=== Task material ===
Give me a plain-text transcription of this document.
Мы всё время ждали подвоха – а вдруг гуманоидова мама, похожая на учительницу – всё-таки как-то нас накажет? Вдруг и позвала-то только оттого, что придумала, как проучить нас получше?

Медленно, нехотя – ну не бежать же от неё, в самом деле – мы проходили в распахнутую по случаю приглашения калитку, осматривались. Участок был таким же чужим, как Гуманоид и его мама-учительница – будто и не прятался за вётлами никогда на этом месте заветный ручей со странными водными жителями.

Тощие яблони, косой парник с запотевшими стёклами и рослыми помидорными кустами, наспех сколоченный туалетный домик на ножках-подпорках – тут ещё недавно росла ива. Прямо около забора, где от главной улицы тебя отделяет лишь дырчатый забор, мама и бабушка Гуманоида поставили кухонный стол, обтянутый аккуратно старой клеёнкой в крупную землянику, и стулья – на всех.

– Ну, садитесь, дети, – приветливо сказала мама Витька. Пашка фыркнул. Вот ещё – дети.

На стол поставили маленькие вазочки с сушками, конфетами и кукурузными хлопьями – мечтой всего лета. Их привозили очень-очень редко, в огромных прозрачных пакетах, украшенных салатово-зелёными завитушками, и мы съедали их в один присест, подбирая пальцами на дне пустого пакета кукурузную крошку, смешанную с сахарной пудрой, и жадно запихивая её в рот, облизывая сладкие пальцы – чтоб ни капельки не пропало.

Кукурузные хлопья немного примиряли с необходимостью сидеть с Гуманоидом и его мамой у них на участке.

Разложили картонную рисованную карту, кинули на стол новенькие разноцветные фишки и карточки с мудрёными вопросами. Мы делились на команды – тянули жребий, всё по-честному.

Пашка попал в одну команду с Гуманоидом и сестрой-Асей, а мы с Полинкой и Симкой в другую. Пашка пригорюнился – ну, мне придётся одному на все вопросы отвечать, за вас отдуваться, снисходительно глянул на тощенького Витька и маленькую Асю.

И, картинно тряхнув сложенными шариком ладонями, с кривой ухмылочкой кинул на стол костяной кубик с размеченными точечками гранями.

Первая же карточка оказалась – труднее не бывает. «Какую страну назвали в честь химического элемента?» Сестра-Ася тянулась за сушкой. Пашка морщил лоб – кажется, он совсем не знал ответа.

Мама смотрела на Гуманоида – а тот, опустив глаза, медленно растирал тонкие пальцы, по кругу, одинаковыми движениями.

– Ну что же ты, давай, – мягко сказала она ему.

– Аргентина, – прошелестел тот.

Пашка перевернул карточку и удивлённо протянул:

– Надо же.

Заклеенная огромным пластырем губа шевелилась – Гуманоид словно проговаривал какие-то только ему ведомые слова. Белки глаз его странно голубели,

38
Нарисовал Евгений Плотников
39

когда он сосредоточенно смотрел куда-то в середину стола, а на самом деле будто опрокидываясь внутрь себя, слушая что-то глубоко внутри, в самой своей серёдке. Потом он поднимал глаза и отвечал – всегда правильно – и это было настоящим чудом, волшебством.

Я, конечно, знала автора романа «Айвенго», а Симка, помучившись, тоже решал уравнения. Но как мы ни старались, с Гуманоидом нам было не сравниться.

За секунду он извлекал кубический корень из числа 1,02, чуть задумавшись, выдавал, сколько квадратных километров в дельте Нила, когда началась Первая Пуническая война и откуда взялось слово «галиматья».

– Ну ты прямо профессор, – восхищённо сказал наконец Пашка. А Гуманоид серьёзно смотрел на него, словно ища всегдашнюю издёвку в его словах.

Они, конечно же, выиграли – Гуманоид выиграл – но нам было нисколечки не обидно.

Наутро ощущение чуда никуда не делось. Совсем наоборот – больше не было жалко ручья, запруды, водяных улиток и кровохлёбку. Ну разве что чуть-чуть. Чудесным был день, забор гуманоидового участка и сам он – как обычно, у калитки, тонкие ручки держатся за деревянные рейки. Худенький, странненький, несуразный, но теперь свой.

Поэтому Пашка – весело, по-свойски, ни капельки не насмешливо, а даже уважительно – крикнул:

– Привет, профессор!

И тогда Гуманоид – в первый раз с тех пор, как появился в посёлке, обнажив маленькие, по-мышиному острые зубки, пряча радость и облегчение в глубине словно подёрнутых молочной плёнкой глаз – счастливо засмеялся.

=== What is asked ===
Search the data for "только". Copy every line that has it.

=== Exercise output ===
Мы всё время ждали подвоха – а вдруг гуманоидова мама, похожая на учительницу – всё-таки как-то нас накажет? Вдруг и позвала-то только оттого, что придумала, как проучить нас получше?
Заклеенная огромным пластырем губа шевелилась – Гуманоид словно проговаривал какие-то только ему ведомые слова. Белки глаз его странно голубели,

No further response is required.